● WORK TO COMPLETE: Transcribe all of the material exactly, except for its pictures.

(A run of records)
(begin)
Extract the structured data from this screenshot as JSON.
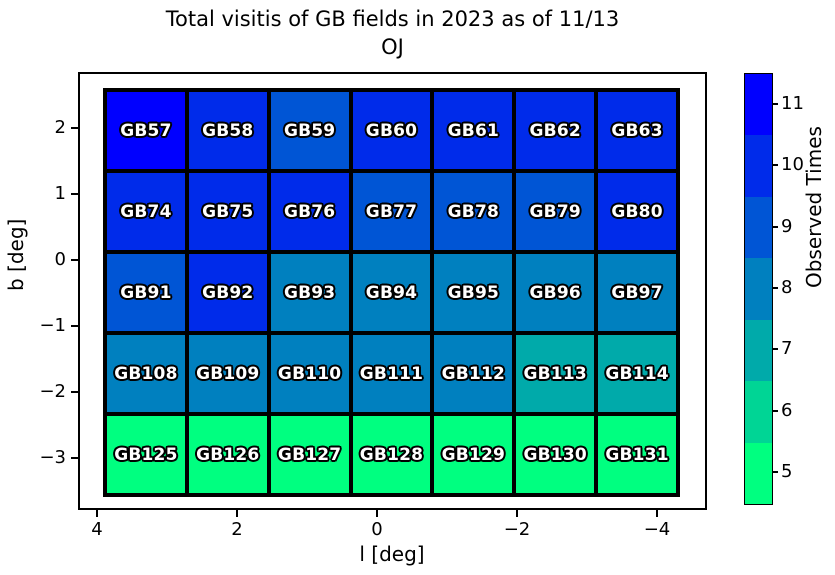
{
  "figure": {
    "title_line1": "Total visitis of GB fields in 2023 as of 11/13",
    "title_line2": "OJ"
  },
  "chart_data": {
    "type": "heatmap",
    "title": "Total visitis of GB fields in 2023 as of 11/13 OJ",
    "xlabel": "l [deg]",
    "ylabel": "b [deg]",
    "colorbar_label": "Observed Times",
    "colormap": "winter_r, discrete 7 bins",
    "value_range": [
      4.5,
      11.5
    ],
    "x_tick_labels": [
      "4",
      "2",
      "0",
      "−2",
      "−4"
    ],
    "y_tick_labels": [
      "2",
      "1",
      "0",
      "−1",
      "−2",
      "−3"
    ],
    "colorbar_tick_labels": [
      "11",
      "10",
      "9",
      "8",
      "7",
      "6",
      "5"
    ],
    "value_colors": {
      "11": "#0000FF",
      "10": "#002BEA",
      "9": "#0055D5",
      "8": "#0080BF",
      "7": "#00AAAA",
      "6": "#00D595",
      "5": "#00FF80"
    },
    "rows": [
      {
        "fields": [
          {
            "label": "GB57",
            "value": 11
          },
          {
            "label": "GB58",
            "value": 10
          },
          {
            "label": "GB59",
            "value": 9
          },
          {
            "label": "GB60",
            "value": 10
          },
          {
            "label": "GB61",
            "value": 10
          },
          {
            "label": "GB62",
            "value": 10
          },
          {
            "label": "GB63",
            "value": 10
          }
        ]
      },
      {
        "fields": [
          {
            "label": "GB74",
            "value": 10
          },
          {
            "label": "GB75",
            "value": 10
          },
          {
            "label": "GB76",
            "value": 10
          },
          {
            "label": "GB77",
            "value": 9
          },
          {
            "label": "GB78",
            "value": 9
          },
          {
            "label": "GB79",
            "value": 9
          },
          {
            "label": "GB80",
            "value": 10
          }
        ]
      },
      {
        "fields": [
          {
            "label": "GB91",
            "value": 9
          },
          {
            "label": "GB92",
            "value": 10
          },
          {
            "label": "GB93",
            "value": 8
          },
          {
            "label": "GB94",
            "value": 8
          },
          {
            "label": "GB95",
            "value": 8
          },
          {
            "label": "GB96",
            "value": 8
          },
          {
            "label": "GB97",
            "value": 8
          }
        ]
      },
      {
        "fields": [
          {
            "label": "GB108",
            "value": 8
          },
          {
            "label": "GB109",
            "value": 8
          },
          {
            "label": "GB110",
            "value": 8
          },
          {
            "label": "GB111",
            "value": 8
          },
          {
            "label": "GB112",
            "value": 8
          },
          {
            "label": "GB113",
            "value": 7
          },
          {
            "label": "GB114",
            "value": 7
          }
        ]
      },
      {
        "fields": [
          {
            "label": "GB125",
            "value": 5
          },
          {
            "label": "GB126",
            "value": 5
          },
          {
            "label": "GB127",
            "value": 5
          },
          {
            "label": "GB128",
            "value": 5
          },
          {
            "label": "GB129",
            "value": 5
          },
          {
            "label": "GB130",
            "value": 5
          },
          {
            "label": "GB131",
            "value": 5
          }
        ]
      }
    ]
  }
}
(end)
● THE RESULT:
Extract the structured data from this screenshot as JSON.
{
  "figure": {
    "title_line1": "Total visitis of GB fields in 2023 as of 11/13",
    "title_line2": "OJ"
  },
  "chart_data": {
    "type": "heatmap",
    "title": "Total visitis of GB fields in 2023 as of 11/13 OJ",
    "xlabel": "l [deg]",
    "ylabel": "b [deg]",
    "colorbar_label": "Observed Times",
    "colormap": "winter_r, discrete 7 bins",
    "value_range": [
      4.5,
      11.5
    ],
    "x_tick_labels": [
      "4",
      "2",
      "0",
      "−2",
      "−4"
    ],
    "y_tick_labels": [
      "2",
      "1",
      "0",
      "−1",
      "−2",
      "−3"
    ],
    "colorbar_tick_labels": [
      "11",
      "10",
      "9",
      "8",
      "7",
      "6",
      "5"
    ],
    "value_colors": {
      "11": "#0000FF",
      "10": "#002BEA",
      "9": "#0055D5",
      "8": "#0080BF",
      "7": "#00AAAA",
      "6": "#00D595",
      "5": "#00FF80"
    },
    "rows": [
      {
        "fields": [
          {
            "label": "GB57",
            "value": 11
          },
          {
            "label": "GB58",
            "value": 10
          },
          {
            "label": "GB59",
            "value": 9
          },
          {
            "label": "GB60",
            "value": 10
          },
          {
            "label": "GB61",
            "value": 10
          },
          {
            "label": "GB62",
            "value": 10
          },
          {
            "label": "GB63",
            "value": 10
          }
        ]
      },
      {
        "fields": [
          {
            "label": "GB74",
            "value": 10
          },
          {
            "label": "GB75",
            "value": 10
          },
          {
            "label": "GB76",
            "value": 10
          },
          {
            "label": "GB77",
            "value": 9
          },
          {
            "label": "GB78",
            "value": 9
          },
          {
            "label": "GB79",
            "value": 9
          },
          {
            "label": "GB80",
            "value": 10
          }
        ]
      },
      {
        "fields": [
          {
            "label": "GB91",
            "value": 9
          },
          {
            "label": "GB92",
            "value": 10
          },
          {
            "label": "GB93",
            "value": 8
          },
          {
            "label": "GB94",
            "value": 8
          },
          {
            "label": "GB95",
            "value": 8
          },
          {
            "label": "GB96",
            "value": 8
          },
          {
            "label": "GB97",
            "value": 8
          }
        ]
      },
      {
        "fields": [
          {
            "label": "GB108",
            "value": 8
          },
          {
            "label": "GB109",
            "value": 8
          },
          {
            "label": "GB110",
            "value": 8
          },
          {
            "label": "GB111",
            "value": 8
          },
          {
            "label": "GB112",
            "value": 8
          },
          {
            "label": "GB113",
            "value": 7
          },
          {
            "label": "GB114",
            "value": 7
          }
        ]
      },
      {
        "fields": [
          {
            "label": "GB125",
            "value": 5
          },
          {
            "label": "GB126",
            "value": 5
          },
          {
            "label": "GB127",
            "value": 5
          },
          {
            "label": "GB128",
            "value": 5
          },
          {
            "label": "GB129",
            "value": 5
          },
          {
            "label": "GB130",
            "value": 5
          },
          {
            "label": "GB131",
            "value": 5
          }
        ]
      }
    ]
  }
}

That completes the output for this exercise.